(Given entries)

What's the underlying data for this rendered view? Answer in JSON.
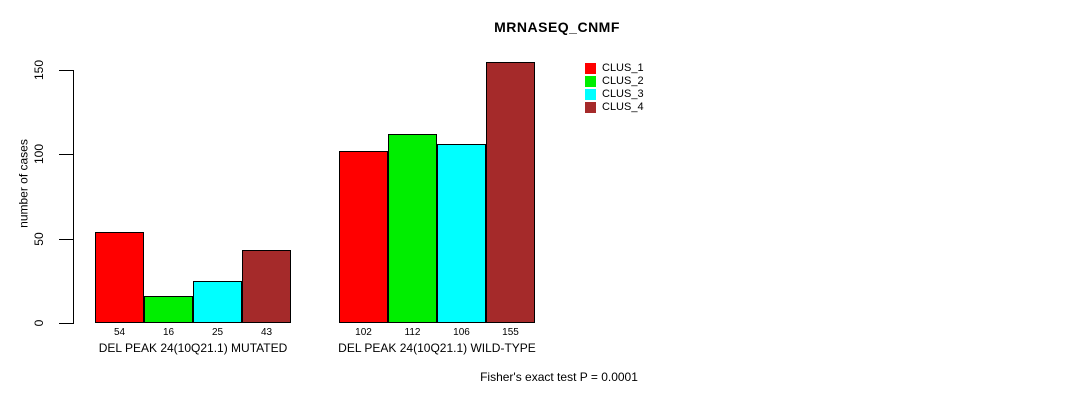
{
  "chart_data": {
    "type": "bar",
    "title": "MRNASEQ_CNMF",
    "ylabel": "number of cases",
    "yticks": [
      0,
      50,
      100,
      150
    ],
    "ylim": [
      0,
      155
    ],
    "grid": false,
    "legend_position": "top-right",
    "categories": [
      "DEL PEAK 24(10Q21.1) MUTATED",
      "DEL PEAK 24(10Q21.1) WILD-TYPE"
    ],
    "series": [
      {
        "name": "CLUS_1",
        "color": "#ff0000",
        "values": [
          54,
          102
        ]
      },
      {
        "name": "CLUS_2",
        "color": "#00ee00",
        "values": [
          16,
          112
        ]
      },
      {
        "name": "CLUS_3",
        "color": "#00ffff",
        "values": [
          25,
          106
        ]
      },
      {
        "name": "CLUS_4",
        "color": "#a52a2a",
        "values": [
          43,
          155
        ]
      }
    ],
    "bar_value_labels": [
      [
        54,
        16,
        25,
        43
      ],
      [
        102,
        112,
        106,
        155
      ]
    ],
    "annotation": "Fisher's exact test P = 0.0001"
  },
  "colors": {
    "background": "#ffffff",
    "axis": "#000000",
    "text": "#000000"
  }
}
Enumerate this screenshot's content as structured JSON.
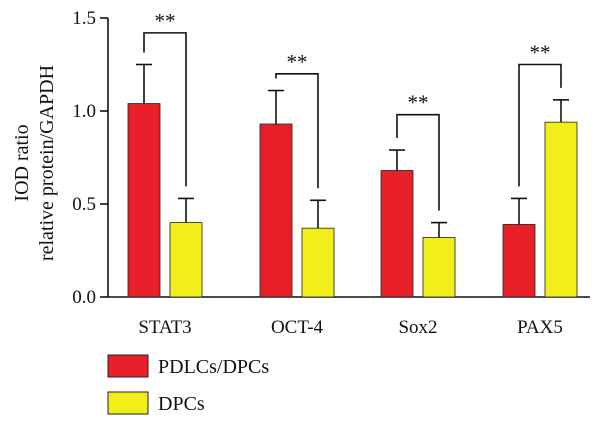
{
  "chart_data": {
    "type": "bar",
    "title": "",
    "ylabel_line1": "IOD ratio",
    "ylabel_line2": "relative protein/GAPDH",
    "xlabel": "",
    "ylim": [
      0,
      1.5
    ],
    "yticks": [
      0.0,
      0.5,
      1.0,
      1.5
    ],
    "ytick_labels": [
      "0.0",
      "0.5",
      "1.0",
      "1.5"
    ],
    "categories": [
      "STAT3",
      "OCT-4",
      "Sox2",
      "PAX5"
    ],
    "series": [
      {
        "name": "PDLCs/DPCs",
        "color": "#e8202a",
        "values": [
          1.04,
          0.93,
          0.68,
          0.39
        ],
        "errors": [
          0.21,
          0.18,
          0.11,
          0.14
        ]
      },
      {
        "name": "DPCs",
        "color": "#f2ee1a",
        "values": [
          0.4,
          0.37,
          0.32,
          0.94
        ],
        "errors": [
          0.13,
          0.15,
          0.08,
          0.12
        ]
      }
    ],
    "significance": [
      {
        "category": "STAT3",
        "label": "**",
        "bracket_y": 1.42
      },
      {
        "category": "OCT-4",
        "label": "**",
        "bracket_y": 1.2
      },
      {
        "category": "Sox2",
        "label": "**",
        "bracket_y": 0.98
      },
      {
        "category": "PAX5",
        "label": "**",
        "bracket_y": 1.25
      }
    ],
    "grid": false,
    "legend_position": "bottom-left"
  }
}
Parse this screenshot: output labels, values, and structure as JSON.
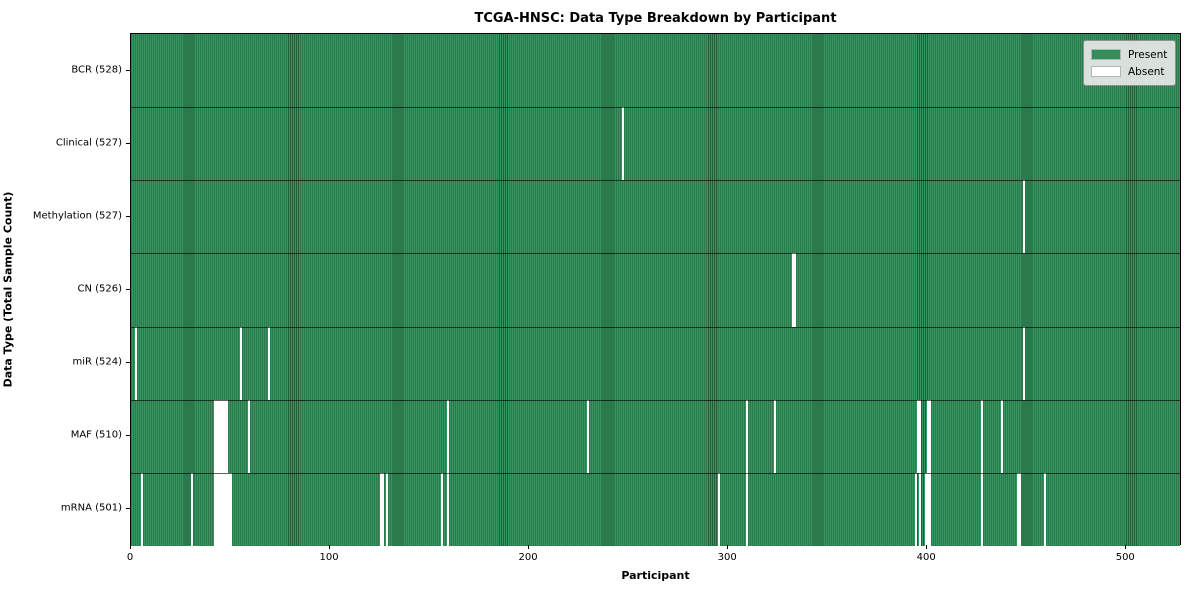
{
  "title": "TCGA-HNSC: Data Type Breakdown by Participant",
  "x_axis_title": "Participant",
  "y_axis_title": "Data Type (Total Sample Count)",
  "legend": {
    "present_label": "Present",
    "absent_label": "Absent"
  },
  "colors": {
    "present": "#2f9159",
    "present_edge": "#216540",
    "absent": "#ffffff",
    "row_divider": "#1a1a1a",
    "plot_border": "#000000",
    "legend_bg": "#e8e8e8",
    "legend_border": "#8f8f8f"
  },
  "chart_data": {
    "type": "heatmap",
    "title": "TCGA-HNSC: Data Type Breakdown by Participant",
    "xlabel": "Participant",
    "ylabel": "Data Type (Total Sample Count)",
    "x_ticks": [
      0,
      100,
      200,
      300,
      400,
      500
    ],
    "x_range": [
      0,
      528
    ],
    "n_participants": 528,
    "legend_entries": [
      {
        "label": "Present",
        "color": "#2f9159"
      },
      {
        "label": "Absent",
        "color": "#ffffff"
      }
    ],
    "rows": [
      {
        "label": "BCR (528)",
        "data_type": "BCR",
        "present_count": 528,
        "absent_participants": []
      },
      {
        "label": "Clinical (527)",
        "data_type": "Clinical",
        "present_count": 527,
        "absent_participants": [
          247
        ]
      },
      {
        "label": "Methylation (527)",
        "data_type": "Methylation",
        "present_count": 527,
        "absent_participants": [
          448
        ]
      },
      {
        "label": "CN (526)",
        "data_type": "CN",
        "present_count": 526,
        "absent_participants": [
          332,
          333
        ]
      },
      {
        "label": "miR (524)",
        "data_type": "miR",
        "present_count": 524,
        "absent_participants": [
          2,
          55,
          69,
          448
        ]
      },
      {
        "label": "MAF (510)",
        "data_type": "MAF",
        "present_count": 510,
        "absent_participants": [
          42,
          43,
          44,
          45,
          46,
          47,
          48,
          59,
          159,
          229,
          309,
          323,
          395,
          396,
          400,
          401,
          427,
          437
        ]
      },
      {
        "label": "mRNA (501)",
        "data_type": "mRNA",
        "present_count": 501,
        "absent_participants": [
          5,
          30,
          42,
          43,
          44,
          45,
          46,
          47,
          48,
          49,
          50,
          125,
          126,
          128,
          156,
          159,
          295,
          309,
          394,
          396,
          399,
          400,
          401,
          427,
          445,
          446,
          459
        ]
      }
    ]
  }
}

(End Given entries)

# Your task:
Your task is to set down each line above verbatim while excluding the pictures.

# Task result:
What's the underlying data for this rendered view? Answer in JSON.
{
  "chart_data": {
    "type": "bar",
    "title": "MRNASEQ_CNMF",
    "ylabel": "number of cases",
    "yticks": [
      0,
      50,
      100,
      150
    ],
    "ylim": [
      0,
      155
    ],
    "grid": false,
    "legend_position": "top-right",
    "categories": [
      "DEL PEAK 24(10Q21.1) MUTATED",
      "DEL PEAK 24(10Q21.1) WILD-TYPE"
    ],
    "series": [
      {
        "name": "CLUS_1",
        "color": "#ff0000",
        "values": [
          54,
          102
        ]
      },
      {
        "name": "CLUS_2",
        "color": "#00ee00",
        "values": [
          16,
          112
        ]
      },
      {
        "name": "CLUS_3",
        "color": "#00ffff",
        "values": [
          25,
          106
        ]
      },
      {
        "name": "CLUS_4",
        "color": "#a52a2a",
        "values": [
          43,
          155
        ]
      }
    ],
    "bar_value_labels": [
      [
        54,
        16,
        25,
        43
      ],
      [
        102,
        112,
        106,
        155
      ]
    ],
    "annotation": "Fisher's exact test P = 0.0001"
  },
  "colors": {
    "background": "#ffffff",
    "axis": "#000000",
    "text": "#000000"
  }
}
Enumerate this screenshot's content as structured JSON.
{
  "chart_data": {
    "type": "bar",
    "title": "",
    "ylabel_line1": "IOD ratio",
    "ylabel_line2": "relative protein/GAPDH",
    "xlabel": "",
    "ylim": [
      0,
      1.5
    ],
    "yticks": [
      0.0,
      0.5,
      1.0,
      1.5
    ],
    "ytick_labels": [
      "0.0",
      "0.5",
      "1.0",
      "1.5"
    ],
    "categories": [
      "STAT3",
      "OCT-4",
      "Sox2",
      "PAX5"
    ],
    "series": [
      {
        "name": "PDLCs/DPCs",
        "color": "#e8202a",
        "values": [
          1.04,
          0.93,
          0.68,
          0.39
        ],
        "errors": [
          0.21,
          0.18,
          0.11,
          0.14
        ]
      },
      {
        "name": "DPCs",
        "color": "#f2ee1a",
        "values": [
          0.4,
          0.37,
          0.32,
          0.94
        ],
        "errors": [
          0.13,
          0.15,
          0.08,
          0.12
        ]
      }
    ],
    "significance": [
      {
        "category": "STAT3",
        "label": "**",
        "bracket_y": 1.42
      },
      {
        "category": "OCT-4",
        "label": "**",
        "bracket_y": 1.2
      },
      {
        "category": "Sox2",
        "label": "**",
        "bracket_y": 0.98
      },
      {
        "category": "PAX5",
        "label": "**",
        "bracket_y": 1.25
      }
    ],
    "grid": false,
    "legend_position": "bottom-left"
  }
}
Parse this screenshot: output labels, values, and structure as JSON.
{
  "title": "TCGA-HNSC: Data Type Breakdown by Participant",
  "x_axis_title": "Participant",
  "y_axis_title": "Data Type (Total Sample Count)",
  "legend": {
    "present_label": "Present",
    "absent_label": "Absent"
  },
  "colors": {
    "present": "#2f9159",
    "present_edge": "#216540",
    "absent": "#ffffff",
    "row_divider": "#1a1a1a",
    "plot_border": "#000000",
    "legend_bg": "#e8e8e8",
    "legend_border": "#8f8f8f"
  },
  "chart_data": {
    "type": "heatmap",
    "title": "TCGA-HNSC: Data Type Breakdown by Participant",
    "xlabel": "Participant",
    "ylabel": "Data Type (Total Sample Count)",
    "x_ticks": [
      0,
      100,
      200,
      300,
      400,
      500
    ],
    "x_range": [
      0,
      528
    ],
    "n_participants": 528,
    "legend_entries": [
      {
        "label": "Present",
        "color": "#2f9159"
      },
      {
        "label": "Absent",
        "color": "#ffffff"
      }
    ],
    "rows": [
      {
        "label": "BCR (528)",
        "data_type": "BCR",
        "present_count": 528,
        "absent_participants": []
      },
      {
        "label": "Clinical (527)",
        "data_type": "Clinical",
        "present_count": 527,
        "absent_participants": [
          247
        ]
      },
      {
        "label": "Methylation (527)",
        "data_type": "Methylation",
        "present_count": 527,
        "absent_participants": [
          448
        ]
      },
      {
        "label": "CN (526)",
        "data_type": "CN",
        "present_count": 526,
        "absent_participants": [
          332,
          333
        ]
      },
      {
        "label": "miR (524)",
        "data_type": "miR",
        "present_count": 524,
        "absent_participants": [
          2,
          55,
          69,
          448
        ]
      },
      {
        "label": "MAF (510)",
        "data_type": "MAF",
        "present_count": 510,
        "absent_participants": [
          42,
          43,
          44,
          45,
          46,
          47,
          48,
          59,
          159,
          229,
          309,
          323,
          395,
          396,
          400,
          401,
          427,
          437
        ]
      },
      {
        "label": "mRNA (501)",
        "data_type": "mRNA",
        "present_count": 501,
        "absent_participants": [
          5,
          30,
          42,
          43,
          44,
          45,
          46,
          47,
          48,
          49,
          50,
          125,
          126,
          128,
          156,
          159,
          295,
          309,
          394,
          396,
          399,
          400,
          401,
          427,
          445,
          446,
          459
        ]
      }
    ]
  }
}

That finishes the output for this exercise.